RECORDS SHOWN >>
◆ ◆ ◆ ◆ ◆
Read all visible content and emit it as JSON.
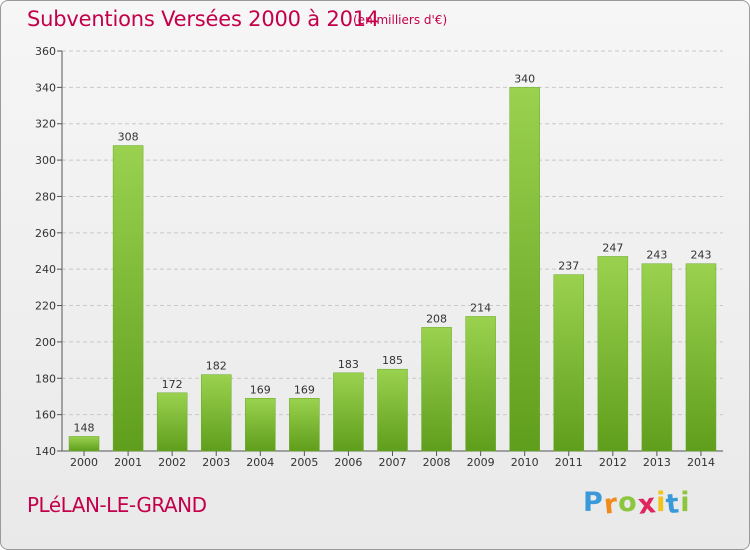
{
  "chart_data": {
    "type": "bar",
    "title": "Subventions Versées 2000 à 2014",
    "subtitle": "(en milliers d'€)",
    "categories": [
      "2000",
      "2001",
      "2002",
      "2003",
      "2004",
      "2005",
      "2006",
      "2007",
      "2008",
      "2009",
      "2010",
      "2011",
      "2012",
      "2013",
      "2014"
    ],
    "values": [
      148,
      308,
      172,
      182,
      169,
      169,
      183,
      185,
      208,
      214,
      340,
      237,
      247,
      243,
      243
    ],
    "ylim": [
      140,
      360
    ],
    "yticks": [
      140,
      160,
      180,
      200,
      220,
      240,
      260,
      280,
      300,
      320,
      340,
      360
    ],
    "xlabel": "",
    "ylabel": "",
    "grid": "horizontal dashed",
    "bar_color": "#7cc23a"
  },
  "place_name": "PLéLAN-LE-GRAND",
  "logo": {
    "letters": [
      "P",
      "r",
      "o",
      "x",
      "i",
      "t",
      "i"
    ],
    "colors": [
      "#3a9ad9",
      "#f08a1c",
      "#8cc63f",
      "#e0245e",
      "#f0c419",
      "#3a9ad9",
      "#8cc63f"
    ]
  }
}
◆ ◆ ◆ ◆ ◆
THE EXERCISE >> Repeat the data exactly, dropping every picture it holds.

RESPONSE >>
Read all visible content and emit it as JSON.
{
  "chart_data": {
    "type": "bar",
    "title": "Subventions Versées 2000 à 2014",
    "subtitle": "(en milliers d'€)",
    "categories": [
      "2000",
      "2001",
      "2002",
      "2003",
      "2004",
      "2005",
      "2006",
      "2007",
      "2008",
      "2009",
      "2010",
      "2011",
      "2012",
      "2013",
      "2014"
    ],
    "values": [
      148,
      308,
      172,
      182,
      169,
      169,
      183,
      185,
      208,
      214,
      340,
      237,
      247,
      243,
      243
    ],
    "ylim": [
      140,
      360
    ],
    "yticks": [
      140,
      160,
      180,
      200,
      220,
      240,
      260,
      280,
      300,
      320,
      340,
      360
    ],
    "xlabel": "",
    "ylabel": "",
    "grid": "horizontal dashed",
    "bar_color": "#7cc23a"
  },
  "place_name": "PLéLAN-LE-GRAND",
  "logo": {
    "letters": [
      "P",
      "r",
      "o",
      "x",
      "i",
      "t",
      "i"
    ],
    "colors": [
      "#3a9ad9",
      "#f08a1c",
      "#8cc63f",
      "#e0245e",
      "#f0c419",
      "#3a9ad9",
      "#8cc63f"
    ]
  }
}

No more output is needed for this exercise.